EXERCISE DIRECTIONS
Print the records below word for word, but leave out the pictures.

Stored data
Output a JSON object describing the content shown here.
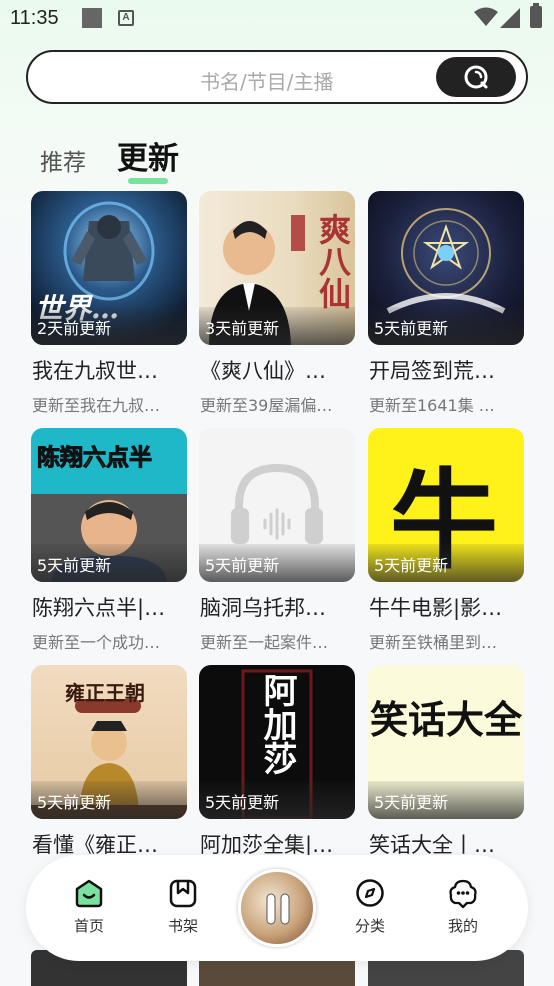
{
  "status_bar": {
    "time": "11:35",
    "app_badge": "A"
  },
  "search": {
    "placeholder": "书名/节目/主播",
    "icon": "search-icon"
  },
  "tabs": [
    {
      "label": "推荐",
      "active": false
    },
    {
      "label": "更新",
      "active": true
    }
  ],
  "accent_color": "#7be0a0",
  "items": [
    {
      "updated": "2天前更新",
      "title": "我在九叔世…",
      "subtitle": "更新至我在九叔…",
      "cover_text": "世界…"
    },
    {
      "updated": "3天前更新",
      "title": "《爽八仙》…",
      "subtitle": "更新至39屋漏偏…",
      "cover_text": "爽八仙"
    },
    {
      "updated": "5天前更新",
      "title": "开局签到荒…",
      "subtitle": "更新至1641集 …",
      "cover_text": ""
    },
    {
      "updated": "5天前更新",
      "title": "陈翔六点半|…",
      "subtitle": "更新至一个成功…",
      "cover_text": "陈翔六点半"
    },
    {
      "updated": "5天前更新",
      "title": "脑洞乌托邦…",
      "subtitle": "更新至一起案件…",
      "cover_text": ""
    },
    {
      "updated": "5天前更新",
      "title": "牛牛电影|影…",
      "subtitle": "更新至铁桶里到…",
      "cover_text": "牛"
    },
    {
      "updated": "5天前更新",
      "title": "看懂《雍正…",
      "subtitle": "",
      "cover_text": "雍正王朝"
    },
    {
      "updated": "5天前更新",
      "title": "阿加莎全集|…",
      "subtitle": "",
      "cover_text": "阿加莎"
    },
    {
      "updated": "5天前更新",
      "title": "笑话大全丨…",
      "subtitle": "",
      "cover_text": "笑话大全"
    }
  ],
  "bottom_nav": [
    {
      "label": "首页",
      "icon": "home-icon",
      "active": true
    },
    {
      "label": "书架",
      "icon": "bookshelf-icon",
      "active": false
    },
    {
      "label": "分类",
      "icon": "category-icon",
      "active": false
    },
    {
      "label": "我的",
      "icon": "profile-icon",
      "active": false
    }
  ],
  "player": {
    "state": "playing",
    "icon": "pause-icon"
  }
}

COMPLETE ANSWER
Output a JSON object describing the content shown here.
{
  "status_bar": {
    "time": "11:35",
    "app_badge": "A"
  },
  "search": {
    "placeholder": "书名/节目/主播",
    "icon": "search-icon"
  },
  "tabs": [
    {
      "label": "推荐",
      "active": false
    },
    {
      "label": "更新",
      "active": true
    }
  ],
  "accent_color": "#7be0a0",
  "items": [
    {
      "updated": "2天前更新",
      "title": "我在九叔世…",
      "subtitle": "更新至我在九叔…",
      "cover_text": "世界…"
    },
    {
      "updated": "3天前更新",
      "title": "《爽八仙》…",
      "subtitle": "更新至39屋漏偏…",
      "cover_text": "爽八仙"
    },
    {
      "updated": "5天前更新",
      "title": "开局签到荒…",
      "subtitle": "更新至1641集 …",
      "cover_text": ""
    },
    {
      "updated": "5天前更新",
      "title": "陈翔六点半|…",
      "subtitle": "更新至一个成功…",
      "cover_text": "陈翔六点半"
    },
    {
      "updated": "5天前更新",
      "title": "脑洞乌托邦…",
      "subtitle": "更新至一起案件…",
      "cover_text": ""
    },
    {
      "updated": "5天前更新",
      "title": "牛牛电影|影…",
      "subtitle": "更新至铁桶里到…",
      "cover_text": "牛"
    },
    {
      "updated": "5天前更新",
      "title": "看懂《雍正…",
      "subtitle": "",
      "cover_text": "雍正王朝"
    },
    {
      "updated": "5天前更新",
      "title": "阿加莎全集|…",
      "subtitle": "",
      "cover_text": "阿加莎"
    },
    {
      "updated": "5天前更新",
      "title": "笑话大全丨…",
      "subtitle": "",
      "cover_text": "笑话大全"
    }
  ],
  "bottom_nav": [
    {
      "label": "首页",
      "icon": "home-icon",
      "active": true
    },
    {
      "label": "书架",
      "icon": "bookshelf-icon",
      "active": false
    },
    {
      "label": "分类",
      "icon": "category-icon",
      "active": false
    },
    {
      "label": "我的",
      "icon": "profile-icon",
      "active": false
    }
  ],
  "player": {
    "state": "playing",
    "icon": "pause-icon"
  }
}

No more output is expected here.